Working data:
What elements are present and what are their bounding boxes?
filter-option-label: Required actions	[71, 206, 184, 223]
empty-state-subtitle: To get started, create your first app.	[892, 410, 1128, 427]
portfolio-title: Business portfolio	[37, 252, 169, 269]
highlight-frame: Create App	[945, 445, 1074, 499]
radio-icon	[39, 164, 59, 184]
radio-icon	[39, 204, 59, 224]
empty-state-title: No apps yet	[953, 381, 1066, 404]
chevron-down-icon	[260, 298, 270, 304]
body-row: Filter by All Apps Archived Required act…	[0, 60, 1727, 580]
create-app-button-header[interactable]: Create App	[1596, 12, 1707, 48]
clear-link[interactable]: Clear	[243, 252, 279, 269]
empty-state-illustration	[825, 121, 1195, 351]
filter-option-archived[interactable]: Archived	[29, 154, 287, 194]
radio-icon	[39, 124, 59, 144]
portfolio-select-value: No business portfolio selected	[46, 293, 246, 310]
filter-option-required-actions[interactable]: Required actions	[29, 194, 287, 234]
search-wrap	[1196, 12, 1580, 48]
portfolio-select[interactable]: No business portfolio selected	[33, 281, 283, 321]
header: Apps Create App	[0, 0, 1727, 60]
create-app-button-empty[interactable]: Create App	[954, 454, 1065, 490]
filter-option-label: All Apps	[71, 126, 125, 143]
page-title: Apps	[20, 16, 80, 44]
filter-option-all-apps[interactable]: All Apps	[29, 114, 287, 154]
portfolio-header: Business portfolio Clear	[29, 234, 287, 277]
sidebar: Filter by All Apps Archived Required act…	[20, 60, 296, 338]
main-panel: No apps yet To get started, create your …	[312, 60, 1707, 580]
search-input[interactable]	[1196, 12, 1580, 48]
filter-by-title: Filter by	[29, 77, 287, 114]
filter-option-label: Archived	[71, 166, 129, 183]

Aim of the task: Reproduce every line of the records, swapping each occurrence of "radio-icon" for "checkbox-icon" and leaving all else unchanged.

Expected answer:
What elements are present and what are their bounding boxes?
filter-option-label: Required actions	[71, 206, 184, 223]
empty-state-subtitle: To get started, create your first app.	[892, 410, 1128, 427]
portfolio-title: Business portfolio	[37, 252, 169, 269]
highlight-frame: Create App	[945, 445, 1074, 499]
checkbox-icon	[39, 164, 59, 184]
checkbox-icon	[39, 204, 59, 224]
empty-state-title: No apps yet	[953, 381, 1066, 404]
chevron-down-icon	[260, 298, 270, 304]
body-row: Filter by All Apps Archived Required act…	[0, 60, 1727, 580]
create-app-button-header[interactable]: Create App	[1596, 12, 1707, 48]
clear-link[interactable]: Clear	[243, 252, 279, 269]
empty-state-illustration	[825, 121, 1195, 351]
filter-option-archived[interactable]: Archived	[29, 154, 287, 194]
checkbox-icon	[39, 124, 59, 144]
portfolio-select-value: No business portfolio selected	[46, 293, 246, 310]
filter-option-required-actions[interactable]: Required actions	[29, 194, 287, 234]
search-wrap	[1196, 12, 1580, 48]
portfolio-select[interactable]: No business portfolio selected	[33, 281, 283, 321]
header: Apps Create App	[0, 0, 1727, 60]
create-app-button-empty[interactable]: Create App	[954, 454, 1065, 490]
filter-option-label: All Apps	[71, 126, 125, 143]
page-title: Apps	[20, 16, 80, 44]
filter-option-all-apps[interactable]: All Apps	[29, 114, 287, 154]
portfolio-header: Business portfolio Clear	[29, 234, 287, 277]
sidebar: Filter by All Apps Archived Required act…	[20, 60, 296, 338]
main-panel: No apps yet To get started, create your …	[312, 60, 1707, 580]
search-input[interactable]	[1196, 12, 1580, 48]
filter-by-title: Filter by	[29, 77, 287, 114]
filter-option-label: Archived	[71, 166, 129, 183]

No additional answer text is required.